*TASK STATEMENT*:
Reproduce exactly, with no other output, every line of the data below from the line containing "Extract the structured" to the end, inclusive.

----- RECORDS TO USE

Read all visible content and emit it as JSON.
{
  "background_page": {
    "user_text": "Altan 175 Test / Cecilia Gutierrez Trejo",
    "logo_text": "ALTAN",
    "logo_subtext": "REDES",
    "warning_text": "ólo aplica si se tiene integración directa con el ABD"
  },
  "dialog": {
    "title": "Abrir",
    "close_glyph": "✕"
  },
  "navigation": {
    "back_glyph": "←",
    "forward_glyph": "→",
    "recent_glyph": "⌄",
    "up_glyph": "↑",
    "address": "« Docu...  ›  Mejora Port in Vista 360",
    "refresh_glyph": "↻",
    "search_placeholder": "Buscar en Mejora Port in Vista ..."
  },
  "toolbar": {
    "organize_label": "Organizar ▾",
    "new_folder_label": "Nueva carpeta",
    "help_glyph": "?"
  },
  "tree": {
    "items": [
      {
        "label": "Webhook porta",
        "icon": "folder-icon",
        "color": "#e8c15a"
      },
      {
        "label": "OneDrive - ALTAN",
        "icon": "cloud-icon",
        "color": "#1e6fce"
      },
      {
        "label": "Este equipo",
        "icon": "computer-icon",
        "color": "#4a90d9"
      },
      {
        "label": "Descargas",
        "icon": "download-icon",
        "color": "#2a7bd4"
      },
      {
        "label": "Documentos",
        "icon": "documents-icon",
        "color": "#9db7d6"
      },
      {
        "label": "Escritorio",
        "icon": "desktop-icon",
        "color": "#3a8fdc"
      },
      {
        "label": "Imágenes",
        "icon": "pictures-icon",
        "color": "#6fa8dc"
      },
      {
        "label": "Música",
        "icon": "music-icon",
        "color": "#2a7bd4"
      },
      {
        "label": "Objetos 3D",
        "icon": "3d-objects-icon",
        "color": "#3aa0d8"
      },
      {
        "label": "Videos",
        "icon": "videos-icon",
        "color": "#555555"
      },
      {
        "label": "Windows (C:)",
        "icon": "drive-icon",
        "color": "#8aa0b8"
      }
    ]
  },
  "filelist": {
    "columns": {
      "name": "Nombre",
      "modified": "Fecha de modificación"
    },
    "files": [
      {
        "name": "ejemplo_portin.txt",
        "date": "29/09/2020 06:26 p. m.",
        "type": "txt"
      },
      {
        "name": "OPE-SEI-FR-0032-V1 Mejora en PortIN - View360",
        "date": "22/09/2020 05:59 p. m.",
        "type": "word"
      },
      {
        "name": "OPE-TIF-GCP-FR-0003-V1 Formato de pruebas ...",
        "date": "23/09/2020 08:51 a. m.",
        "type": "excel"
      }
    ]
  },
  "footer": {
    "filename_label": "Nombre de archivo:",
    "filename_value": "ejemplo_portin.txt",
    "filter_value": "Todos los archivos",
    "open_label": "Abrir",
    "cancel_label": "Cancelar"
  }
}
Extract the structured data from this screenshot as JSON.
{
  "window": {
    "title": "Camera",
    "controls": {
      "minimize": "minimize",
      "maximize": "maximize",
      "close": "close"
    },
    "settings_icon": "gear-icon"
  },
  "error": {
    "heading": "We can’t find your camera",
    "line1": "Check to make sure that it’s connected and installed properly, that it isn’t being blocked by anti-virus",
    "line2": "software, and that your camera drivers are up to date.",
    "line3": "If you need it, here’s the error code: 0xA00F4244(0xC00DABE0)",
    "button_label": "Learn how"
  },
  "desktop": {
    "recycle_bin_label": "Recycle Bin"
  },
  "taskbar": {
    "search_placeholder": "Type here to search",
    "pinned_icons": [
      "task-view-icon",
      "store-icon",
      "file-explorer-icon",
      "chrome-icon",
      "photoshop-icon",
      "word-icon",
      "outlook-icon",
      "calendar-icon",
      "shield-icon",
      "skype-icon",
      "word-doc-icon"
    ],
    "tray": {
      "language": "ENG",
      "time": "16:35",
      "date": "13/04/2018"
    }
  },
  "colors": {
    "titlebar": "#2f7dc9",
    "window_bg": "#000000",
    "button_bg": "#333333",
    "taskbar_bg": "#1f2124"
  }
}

----------

*ANSWER SECTION*:
Extract the structured data from this screenshot as JSON.
{
  "window": {
    "title": "Camera",
    "controls": {
      "minimize": "minimize",
      "maximize": "maximize",
      "close": "close"
    },
    "settings_icon": "gear-icon"
  },
  "error": {
    "heading": "We can’t find your camera",
    "line1": "Check to make sure that it’s connected and installed properly, that it isn’t being blocked by anti-virus",
    "line2": "software, and that your camera drivers are up to date.",
    "line3": "If you need it, here’s the error code: 0xA00F4244(0xC00DABE0)",
    "button_label": "Learn how"
  },
  "desktop": {
    "recycle_bin_label": "Recycle Bin"
  },
  "taskbar": {
    "search_placeholder": "Type here to search",
    "pinned_icons": [
      "task-view-icon",
      "store-icon",
      "file-explorer-icon",
      "chrome-icon",
      "photoshop-icon",
      "word-icon",
      "outlook-icon",
      "calendar-icon",
      "shield-icon",
      "skype-icon",
      "word-doc-icon"
    ],
    "tray": {
      "language": "ENG",
      "time": "16:35",
      "date": "13/04/2018"
    }
  },
  "colors": {
    "titlebar": "#2f7dc9",
    "window_bg": "#000000",
    "button_bg": "#333333",
    "taskbar_bg": "#1f2124"
  }
}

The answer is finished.